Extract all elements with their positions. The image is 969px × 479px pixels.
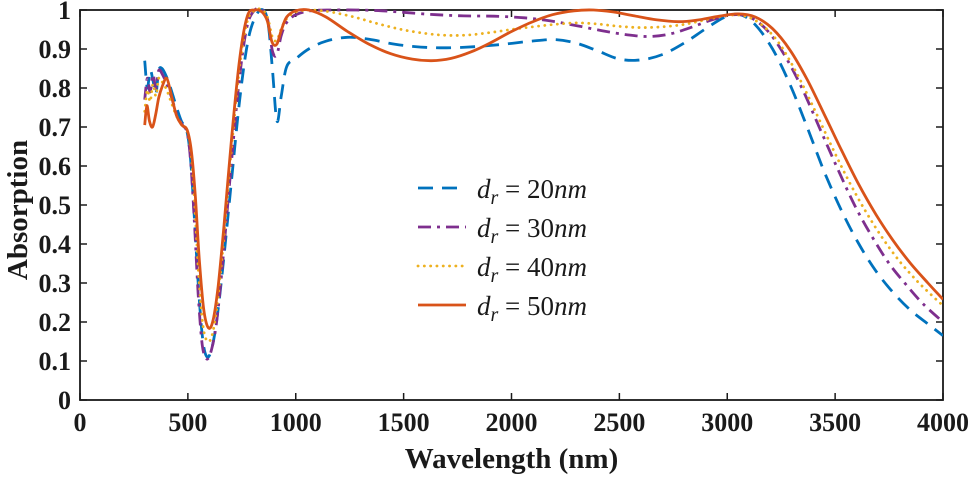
series-line-dr-50nm <box>143 8 943 330</box>
tick-marks <box>79 9 944 401</box>
series-line-dr-20nm <box>143 8 943 359</box>
svg-text:0.7: 0.7 <box>39 113 72 142</box>
svg-text:2500: 2500 <box>593 408 645 437</box>
svg-text:3000: 3000 <box>701 408 753 437</box>
legend-label-dr-20nm: dr = 20nm <box>477 174 587 209</box>
legend-label-dr-40nm: dr = 40nm <box>477 252 587 287</box>
svg-text:0.1: 0.1 <box>39 347 72 376</box>
svg-text:3500: 3500 <box>809 408 861 437</box>
svg-text:0.6: 0.6 <box>39 152 72 181</box>
legend: dr = 20nm dr = 30nm dr = 40nm dr = 50nm <box>416 174 587 326</box>
svg-text:1: 1 <box>58 0 71 25</box>
svg-text:0.4: 0.4 <box>39 230 72 259</box>
y-axis-label: Absorption <box>2 140 34 280</box>
legend-label-dr-50nm: dr = 50nm <box>477 291 587 326</box>
svg-text:4000: 4000 <box>917 408 969 437</box>
svg-text:0.8: 0.8 <box>39 74 72 103</box>
svg-text:0.9: 0.9 <box>39 35 72 64</box>
svg-text:1500: 1500 <box>378 408 430 437</box>
y-tick-labels: 0 0.1 0.2 0.3 0.4 0.5 0.6 0.7 0.8 0.9 1 <box>39 0 72 415</box>
legend-label-dr-30nm: dr = 30nm <box>477 213 587 248</box>
svg-text:500: 500 <box>168 408 207 437</box>
svg-text:1000: 1000 <box>270 408 322 437</box>
svg-text:2000: 2000 <box>486 408 538 437</box>
x-axis-label: Wavelength (nm) <box>405 443 618 475</box>
series-lines <box>143 7 943 361</box>
svg-text:0.5: 0.5 <box>39 191 72 220</box>
svg-text:0.2: 0.2 <box>39 308 72 337</box>
svg-text:0: 0 <box>58 386 71 415</box>
x-tick-labels: 0 500 1000 1500 2000 2500 3000 3500 4000 <box>74 408 969 437</box>
svg-text:0.3: 0.3 <box>39 269 72 298</box>
svg-text:0: 0 <box>74 408 87 437</box>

*What is required*
Copy out every line of the records above word for word, omitting the picture.

*Correct output*
Extract all elements with their positions. The image is 969px × 479px pixels.
series-line-dr-50nm <box>143 8 943 330</box>
tick-marks <box>79 9 944 401</box>
series-line-dr-20nm <box>143 8 943 359</box>
svg-text:0.7: 0.7 <box>39 113 72 142</box>
svg-text:2500: 2500 <box>593 408 645 437</box>
svg-text:3000: 3000 <box>701 408 753 437</box>
legend-label-dr-20nm: dr = 20nm <box>477 174 587 209</box>
legend-label-dr-40nm: dr = 40nm <box>477 252 587 287</box>
svg-text:0.1: 0.1 <box>39 347 72 376</box>
svg-text:3500: 3500 <box>809 408 861 437</box>
svg-text:0.6: 0.6 <box>39 152 72 181</box>
legend: dr = 20nm dr = 30nm dr = 40nm dr = 50nm <box>416 174 587 326</box>
svg-text:1: 1 <box>58 0 71 25</box>
svg-text:0.4: 0.4 <box>39 230 72 259</box>
y-axis-label: Absorption <box>2 140 34 280</box>
legend-label-dr-50nm: dr = 50nm <box>477 291 587 326</box>
svg-text:4000: 4000 <box>917 408 969 437</box>
svg-text:0.8: 0.8 <box>39 74 72 103</box>
svg-text:0.9: 0.9 <box>39 35 72 64</box>
svg-text:1500: 1500 <box>378 408 430 437</box>
y-tick-labels: 0 0.1 0.2 0.3 0.4 0.5 0.6 0.7 0.8 0.9 1 <box>39 0 72 415</box>
legend-label-dr-30nm: dr = 30nm <box>477 213 587 248</box>
svg-text:500: 500 <box>168 408 207 437</box>
svg-text:1000: 1000 <box>270 408 322 437</box>
svg-text:2000: 2000 <box>486 408 538 437</box>
x-axis-label: Wavelength (nm) <box>405 443 618 475</box>
series-lines <box>143 7 943 361</box>
svg-text:0.5: 0.5 <box>39 191 72 220</box>
svg-text:0.2: 0.2 <box>39 308 72 337</box>
svg-text:0: 0 <box>58 386 71 415</box>
x-tick-labels: 0 500 1000 1500 2000 2500 3000 3500 4000 <box>74 408 969 437</box>
svg-text:0.3: 0.3 <box>39 269 72 298</box>
svg-text:0: 0 <box>74 408 87 437</box>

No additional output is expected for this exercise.